Requirement - Gather up every line that includes the string "Waxhaw".

|---|

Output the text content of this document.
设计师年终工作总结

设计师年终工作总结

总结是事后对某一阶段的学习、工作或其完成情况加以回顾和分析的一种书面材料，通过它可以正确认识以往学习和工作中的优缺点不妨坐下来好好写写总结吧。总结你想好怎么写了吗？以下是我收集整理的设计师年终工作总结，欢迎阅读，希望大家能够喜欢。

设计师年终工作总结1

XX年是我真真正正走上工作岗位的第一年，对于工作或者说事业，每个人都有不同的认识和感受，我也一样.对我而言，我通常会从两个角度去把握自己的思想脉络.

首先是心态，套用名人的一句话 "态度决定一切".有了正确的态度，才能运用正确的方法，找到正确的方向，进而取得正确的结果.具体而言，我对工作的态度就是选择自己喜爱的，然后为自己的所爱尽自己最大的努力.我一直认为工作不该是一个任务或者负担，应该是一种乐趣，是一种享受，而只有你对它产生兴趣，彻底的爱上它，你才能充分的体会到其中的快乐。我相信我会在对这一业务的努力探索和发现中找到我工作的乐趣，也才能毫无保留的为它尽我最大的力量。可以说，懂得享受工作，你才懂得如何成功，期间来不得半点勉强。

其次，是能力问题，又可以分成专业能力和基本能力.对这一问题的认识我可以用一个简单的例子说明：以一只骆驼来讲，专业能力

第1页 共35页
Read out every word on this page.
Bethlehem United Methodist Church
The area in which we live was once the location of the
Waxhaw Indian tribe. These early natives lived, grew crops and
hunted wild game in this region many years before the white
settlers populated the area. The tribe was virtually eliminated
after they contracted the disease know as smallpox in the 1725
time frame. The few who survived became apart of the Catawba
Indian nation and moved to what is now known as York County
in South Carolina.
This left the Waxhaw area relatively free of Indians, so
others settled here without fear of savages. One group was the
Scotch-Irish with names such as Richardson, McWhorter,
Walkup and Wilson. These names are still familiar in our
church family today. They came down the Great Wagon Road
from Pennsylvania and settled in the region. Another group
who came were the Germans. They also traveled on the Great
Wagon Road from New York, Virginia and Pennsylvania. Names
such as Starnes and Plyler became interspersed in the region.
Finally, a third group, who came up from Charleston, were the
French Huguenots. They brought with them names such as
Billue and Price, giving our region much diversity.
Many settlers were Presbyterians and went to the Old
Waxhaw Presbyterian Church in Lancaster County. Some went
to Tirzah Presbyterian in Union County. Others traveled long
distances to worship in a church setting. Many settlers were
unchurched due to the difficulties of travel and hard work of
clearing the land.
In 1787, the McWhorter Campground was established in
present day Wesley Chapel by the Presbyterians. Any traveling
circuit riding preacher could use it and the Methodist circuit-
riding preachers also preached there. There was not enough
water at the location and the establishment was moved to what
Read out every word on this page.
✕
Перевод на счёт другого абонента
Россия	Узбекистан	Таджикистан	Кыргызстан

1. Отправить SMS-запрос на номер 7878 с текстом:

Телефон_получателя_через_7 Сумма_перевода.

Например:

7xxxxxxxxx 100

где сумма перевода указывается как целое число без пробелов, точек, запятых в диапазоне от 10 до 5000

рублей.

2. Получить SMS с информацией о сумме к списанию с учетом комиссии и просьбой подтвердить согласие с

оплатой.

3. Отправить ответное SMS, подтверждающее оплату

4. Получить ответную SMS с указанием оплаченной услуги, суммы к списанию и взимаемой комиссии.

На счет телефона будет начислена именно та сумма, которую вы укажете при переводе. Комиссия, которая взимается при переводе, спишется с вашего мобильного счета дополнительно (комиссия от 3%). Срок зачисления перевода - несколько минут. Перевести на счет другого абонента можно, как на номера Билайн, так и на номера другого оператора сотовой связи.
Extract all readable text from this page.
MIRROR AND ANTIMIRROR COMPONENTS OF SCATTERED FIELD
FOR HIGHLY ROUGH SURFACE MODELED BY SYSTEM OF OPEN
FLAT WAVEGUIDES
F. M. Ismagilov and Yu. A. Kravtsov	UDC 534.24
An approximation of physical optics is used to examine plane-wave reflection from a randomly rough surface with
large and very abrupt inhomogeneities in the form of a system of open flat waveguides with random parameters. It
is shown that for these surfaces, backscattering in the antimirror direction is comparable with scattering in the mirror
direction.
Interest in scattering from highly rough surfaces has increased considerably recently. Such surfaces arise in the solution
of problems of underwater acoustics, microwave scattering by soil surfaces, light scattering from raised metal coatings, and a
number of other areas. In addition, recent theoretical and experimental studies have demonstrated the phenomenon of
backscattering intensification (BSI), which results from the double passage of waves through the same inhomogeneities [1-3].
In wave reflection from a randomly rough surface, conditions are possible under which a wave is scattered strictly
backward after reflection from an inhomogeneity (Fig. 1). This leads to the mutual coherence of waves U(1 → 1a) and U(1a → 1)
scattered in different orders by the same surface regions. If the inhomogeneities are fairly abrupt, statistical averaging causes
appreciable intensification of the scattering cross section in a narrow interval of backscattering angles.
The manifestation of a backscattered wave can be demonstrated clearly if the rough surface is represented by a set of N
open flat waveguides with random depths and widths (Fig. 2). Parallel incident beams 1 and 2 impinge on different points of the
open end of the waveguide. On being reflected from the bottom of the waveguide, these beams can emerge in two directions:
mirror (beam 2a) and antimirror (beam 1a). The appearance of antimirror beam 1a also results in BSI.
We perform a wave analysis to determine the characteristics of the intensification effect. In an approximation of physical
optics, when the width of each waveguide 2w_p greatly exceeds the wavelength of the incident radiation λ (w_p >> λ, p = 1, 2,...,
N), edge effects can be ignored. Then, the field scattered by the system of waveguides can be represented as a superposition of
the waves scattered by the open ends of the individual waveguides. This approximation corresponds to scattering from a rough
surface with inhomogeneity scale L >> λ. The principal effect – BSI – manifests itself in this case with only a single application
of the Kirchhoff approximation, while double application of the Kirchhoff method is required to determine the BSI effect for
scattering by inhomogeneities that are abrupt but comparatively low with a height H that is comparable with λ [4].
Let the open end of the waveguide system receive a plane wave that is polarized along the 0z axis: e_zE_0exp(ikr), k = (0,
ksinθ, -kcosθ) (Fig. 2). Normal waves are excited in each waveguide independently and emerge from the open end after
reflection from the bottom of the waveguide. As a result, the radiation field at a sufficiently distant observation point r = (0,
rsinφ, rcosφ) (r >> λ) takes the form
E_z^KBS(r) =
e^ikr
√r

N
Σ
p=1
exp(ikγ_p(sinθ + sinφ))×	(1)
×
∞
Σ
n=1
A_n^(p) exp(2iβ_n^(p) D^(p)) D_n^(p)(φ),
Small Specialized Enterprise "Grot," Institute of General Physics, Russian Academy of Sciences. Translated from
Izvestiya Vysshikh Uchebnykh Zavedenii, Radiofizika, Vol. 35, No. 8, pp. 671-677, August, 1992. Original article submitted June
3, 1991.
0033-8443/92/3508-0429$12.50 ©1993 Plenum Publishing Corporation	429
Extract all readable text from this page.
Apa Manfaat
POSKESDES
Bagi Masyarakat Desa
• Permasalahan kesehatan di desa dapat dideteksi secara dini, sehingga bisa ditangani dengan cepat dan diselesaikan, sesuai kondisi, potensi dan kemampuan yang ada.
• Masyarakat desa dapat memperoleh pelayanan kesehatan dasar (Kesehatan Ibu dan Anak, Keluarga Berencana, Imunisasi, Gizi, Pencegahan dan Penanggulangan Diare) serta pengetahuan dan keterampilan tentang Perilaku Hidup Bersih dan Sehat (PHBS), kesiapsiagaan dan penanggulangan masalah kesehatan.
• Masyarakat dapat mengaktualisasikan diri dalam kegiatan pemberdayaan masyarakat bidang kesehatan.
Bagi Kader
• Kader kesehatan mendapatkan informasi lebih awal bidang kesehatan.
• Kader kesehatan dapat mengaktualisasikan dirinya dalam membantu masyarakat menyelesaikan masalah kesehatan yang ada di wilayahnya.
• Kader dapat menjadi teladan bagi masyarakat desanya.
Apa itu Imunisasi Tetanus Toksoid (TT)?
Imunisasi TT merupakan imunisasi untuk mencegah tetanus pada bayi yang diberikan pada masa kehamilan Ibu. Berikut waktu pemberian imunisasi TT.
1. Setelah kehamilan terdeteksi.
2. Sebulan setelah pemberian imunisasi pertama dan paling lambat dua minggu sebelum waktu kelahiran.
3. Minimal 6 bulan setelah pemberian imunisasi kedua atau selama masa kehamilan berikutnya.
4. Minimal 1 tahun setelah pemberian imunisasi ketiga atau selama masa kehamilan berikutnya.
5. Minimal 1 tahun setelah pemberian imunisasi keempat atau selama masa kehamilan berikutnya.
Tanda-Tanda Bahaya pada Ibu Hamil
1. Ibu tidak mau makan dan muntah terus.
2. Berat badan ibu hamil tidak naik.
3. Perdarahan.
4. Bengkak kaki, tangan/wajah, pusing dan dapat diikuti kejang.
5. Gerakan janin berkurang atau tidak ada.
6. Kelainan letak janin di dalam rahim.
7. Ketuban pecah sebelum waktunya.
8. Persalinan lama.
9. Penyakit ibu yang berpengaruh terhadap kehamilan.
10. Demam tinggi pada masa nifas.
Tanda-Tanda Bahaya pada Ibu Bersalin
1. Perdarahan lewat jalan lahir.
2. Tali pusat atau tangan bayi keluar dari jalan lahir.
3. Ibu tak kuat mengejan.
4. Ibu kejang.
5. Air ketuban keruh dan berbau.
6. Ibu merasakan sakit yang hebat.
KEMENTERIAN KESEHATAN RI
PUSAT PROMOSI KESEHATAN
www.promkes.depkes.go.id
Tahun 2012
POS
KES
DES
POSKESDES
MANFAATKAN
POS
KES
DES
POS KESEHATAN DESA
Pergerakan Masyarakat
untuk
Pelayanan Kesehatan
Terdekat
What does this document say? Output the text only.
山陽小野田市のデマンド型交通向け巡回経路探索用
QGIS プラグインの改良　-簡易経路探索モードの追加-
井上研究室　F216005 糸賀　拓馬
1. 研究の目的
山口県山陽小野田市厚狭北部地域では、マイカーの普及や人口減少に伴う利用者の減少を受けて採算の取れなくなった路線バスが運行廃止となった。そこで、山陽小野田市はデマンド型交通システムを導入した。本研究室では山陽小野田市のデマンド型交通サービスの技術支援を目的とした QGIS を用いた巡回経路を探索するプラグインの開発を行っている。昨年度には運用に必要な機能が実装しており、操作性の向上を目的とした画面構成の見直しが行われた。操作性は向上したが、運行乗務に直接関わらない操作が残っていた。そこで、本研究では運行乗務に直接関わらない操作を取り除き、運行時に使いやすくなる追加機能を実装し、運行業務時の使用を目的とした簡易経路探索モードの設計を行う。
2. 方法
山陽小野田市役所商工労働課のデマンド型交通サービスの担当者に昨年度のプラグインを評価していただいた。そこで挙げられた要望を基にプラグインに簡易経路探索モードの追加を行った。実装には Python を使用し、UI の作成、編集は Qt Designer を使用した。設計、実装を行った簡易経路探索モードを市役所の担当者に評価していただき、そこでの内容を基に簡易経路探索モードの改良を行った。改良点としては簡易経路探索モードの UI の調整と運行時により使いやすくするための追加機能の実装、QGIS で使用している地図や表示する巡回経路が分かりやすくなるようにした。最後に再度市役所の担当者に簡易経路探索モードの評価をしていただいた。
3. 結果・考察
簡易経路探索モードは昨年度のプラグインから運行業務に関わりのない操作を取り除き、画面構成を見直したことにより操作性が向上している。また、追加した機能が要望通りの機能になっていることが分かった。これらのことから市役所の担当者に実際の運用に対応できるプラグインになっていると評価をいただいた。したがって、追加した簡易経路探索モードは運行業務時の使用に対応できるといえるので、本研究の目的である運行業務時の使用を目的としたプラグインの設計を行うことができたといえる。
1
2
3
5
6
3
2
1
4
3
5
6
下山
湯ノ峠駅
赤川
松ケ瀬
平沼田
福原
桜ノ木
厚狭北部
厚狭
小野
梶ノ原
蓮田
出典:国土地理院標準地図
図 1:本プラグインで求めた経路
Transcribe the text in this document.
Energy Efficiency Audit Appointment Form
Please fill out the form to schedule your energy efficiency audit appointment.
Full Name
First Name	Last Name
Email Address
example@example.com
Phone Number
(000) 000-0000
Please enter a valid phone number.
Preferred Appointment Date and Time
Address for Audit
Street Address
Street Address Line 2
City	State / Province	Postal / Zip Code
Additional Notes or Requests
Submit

|---|

Response for this exercise -
Waxhaw Indian tribe. These early natives lived, grew crops and
This left the Waxhaw area relatively free of Indians, so
Waxhaw Presbyterian Church in Lancaster County. Some went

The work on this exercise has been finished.